**Work to complete**: Repeat all of the records verbatim.

(Stored data)
START

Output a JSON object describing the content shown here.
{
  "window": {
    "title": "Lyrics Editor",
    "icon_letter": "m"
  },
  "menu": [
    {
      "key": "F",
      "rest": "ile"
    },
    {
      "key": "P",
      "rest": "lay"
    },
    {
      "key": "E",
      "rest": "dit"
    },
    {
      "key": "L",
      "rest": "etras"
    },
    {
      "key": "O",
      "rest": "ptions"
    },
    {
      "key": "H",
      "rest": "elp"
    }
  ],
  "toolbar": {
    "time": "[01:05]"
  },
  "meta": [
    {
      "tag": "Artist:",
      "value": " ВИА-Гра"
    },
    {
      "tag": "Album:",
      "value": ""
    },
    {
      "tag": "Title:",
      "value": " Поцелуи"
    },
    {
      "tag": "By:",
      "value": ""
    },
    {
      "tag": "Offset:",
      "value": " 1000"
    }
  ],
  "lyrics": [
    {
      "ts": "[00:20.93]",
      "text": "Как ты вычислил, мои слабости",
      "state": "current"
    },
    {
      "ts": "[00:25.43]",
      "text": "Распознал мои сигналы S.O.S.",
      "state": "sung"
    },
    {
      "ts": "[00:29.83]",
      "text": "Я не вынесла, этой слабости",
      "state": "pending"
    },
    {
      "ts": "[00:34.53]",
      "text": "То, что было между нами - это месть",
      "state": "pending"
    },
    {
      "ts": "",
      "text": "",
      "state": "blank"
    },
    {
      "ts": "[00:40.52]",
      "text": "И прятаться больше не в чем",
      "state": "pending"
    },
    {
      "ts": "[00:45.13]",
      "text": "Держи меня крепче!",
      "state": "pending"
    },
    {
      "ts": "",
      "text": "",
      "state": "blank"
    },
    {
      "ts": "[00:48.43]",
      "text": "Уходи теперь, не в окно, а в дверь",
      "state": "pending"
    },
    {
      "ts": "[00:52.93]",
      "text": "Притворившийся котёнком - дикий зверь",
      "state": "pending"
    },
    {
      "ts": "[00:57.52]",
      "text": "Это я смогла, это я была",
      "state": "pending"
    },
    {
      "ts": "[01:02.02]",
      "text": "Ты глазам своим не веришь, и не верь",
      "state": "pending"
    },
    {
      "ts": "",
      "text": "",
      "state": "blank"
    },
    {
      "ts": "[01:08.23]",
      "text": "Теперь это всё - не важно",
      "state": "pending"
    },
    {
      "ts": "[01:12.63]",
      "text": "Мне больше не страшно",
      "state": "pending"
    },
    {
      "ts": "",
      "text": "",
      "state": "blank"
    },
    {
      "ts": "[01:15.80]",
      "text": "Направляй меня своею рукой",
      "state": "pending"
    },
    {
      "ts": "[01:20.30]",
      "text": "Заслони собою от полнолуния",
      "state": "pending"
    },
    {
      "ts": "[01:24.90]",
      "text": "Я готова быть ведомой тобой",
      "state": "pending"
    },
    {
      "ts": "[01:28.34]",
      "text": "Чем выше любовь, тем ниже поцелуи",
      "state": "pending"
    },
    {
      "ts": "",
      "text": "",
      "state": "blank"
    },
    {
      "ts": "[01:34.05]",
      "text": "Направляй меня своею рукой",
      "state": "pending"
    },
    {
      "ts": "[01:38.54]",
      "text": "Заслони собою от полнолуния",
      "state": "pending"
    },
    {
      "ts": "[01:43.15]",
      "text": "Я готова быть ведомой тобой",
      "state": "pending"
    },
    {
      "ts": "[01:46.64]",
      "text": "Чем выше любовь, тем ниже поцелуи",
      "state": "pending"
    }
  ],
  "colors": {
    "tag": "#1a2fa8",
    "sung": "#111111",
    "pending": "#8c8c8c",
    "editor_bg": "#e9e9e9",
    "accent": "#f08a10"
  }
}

END

**Exercise result**:
Output a JSON object describing the content shown here.
{
  "window": {
    "title": "Lyrics Editor",
    "icon_letter": "m"
  },
  "menu": [
    {
      "key": "F",
      "rest": "ile"
    },
    {
      "key": "P",
      "rest": "lay"
    },
    {
      "key": "E",
      "rest": "dit"
    },
    {
      "key": "L",
      "rest": "etras"
    },
    {
      "key": "O",
      "rest": "ptions"
    },
    {
      "key": "H",
      "rest": "elp"
    }
  ],
  "toolbar": {
    "time": "[01:05]"
  },
  "meta": [
    {
      "tag": "Artist:",
      "value": " ВИА-Гра"
    },
    {
      "tag": "Album:",
      "value": ""
    },
    {
      "tag": "Title:",
      "value": " Поцелуи"
    },
    {
      "tag": "By:",
      "value": ""
    },
    {
      "tag": "Offset:",
      "value": " 1000"
    }
  ],
  "lyrics": [
    {
      "ts": "[00:20.93]",
      "text": "Как ты вычислил, мои слабости",
      "state": "current"
    },
    {
      "ts": "[00:25.43]",
      "text": "Распознал мои сигналы S.O.S.",
      "state": "sung"
    },
    {
      "ts": "[00:29.83]",
      "text": "Я не вынесла, этой слабости",
      "state": "pending"
    },
    {
      "ts": "[00:34.53]",
      "text": "То, что было между нами - это месть",
      "state": "pending"
    },
    {
      "ts": "",
      "text": "",
      "state": "blank"
    },
    {
      "ts": "[00:40.52]",
      "text": "И прятаться больше не в чем",
      "state": "pending"
    },
    {
      "ts": "[00:45.13]",
      "text": "Держи меня крепче!",
      "state": "pending"
    },
    {
      "ts": "",
      "text": "",
      "state": "blank"
    },
    {
      "ts": "[00:48.43]",
      "text": "Уходи теперь, не в окно, а в дверь",
      "state": "pending"
    },
    {
      "ts": "[00:52.93]",
      "text": "Притворившийся котёнком - дикий зверь",
      "state": "pending"
    },
    {
      "ts": "[00:57.52]",
      "text": "Это я смогла, это я была",
      "state": "pending"
    },
    {
      "ts": "[01:02.02]",
      "text": "Ты глазам своим не веришь, и не верь",
      "state": "pending"
    },
    {
      "ts": "",
      "text": "",
      "state": "blank"
    },
    {
      "ts": "[01:08.23]",
      "text": "Теперь это всё - не важно",
      "state": "pending"
    },
    {
      "ts": "[01:12.63]",
      "text": "Мне больше не страшно",
      "state": "pending"
    },
    {
      "ts": "",
      "text": "",
      "state": "blank"
    },
    {
      "ts": "[01:15.80]",
      "text": "Направляй меня своею рукой",
      "state": "pending"
    },
    {
      "ts": "[01:20.30]",
      "text": "Заслони собою от полнолуния",
      "state": "pending"
    },
    {
      "ts": "[01:24.90]",
      "text": "Я готова быть ведомой тобой",
      "state": "pending"
    },
    {
      "ts": "[01:28.34]",
      "text": "Чем выше любовь, тем ниже поцелуи",
      "state": "pending"
    },
    {
      "ts": "",
      "text": "",
      "state": "blank"
    },
    {
      "ts": "[01:34.05]",
      "text": "Направляй меня своею рукой",
      "state": "pending"
    },
    {
      "ts": "[01:38.54]",
      "text": "Заслони собою от полнолуния",
      "state": "pending"
    },
    {
      "ts": "[01:43.15]",
      "text": "Я готова быть ведомой тобой",
      "state": "pending"
    },
    {
      "ts": "[01:46.64]",
      "text": "Чем выше любовь, тем ниже поцелуи",
      "state": "pending"
    }
  ],
  "colors": {
    "tag": "#1a2fa8",
    "sung": "#111111",
    "pending": "#8c8c8c",
    "editor_bg": "#e9e9e9",
    "accent": "#f08a10"
  }
}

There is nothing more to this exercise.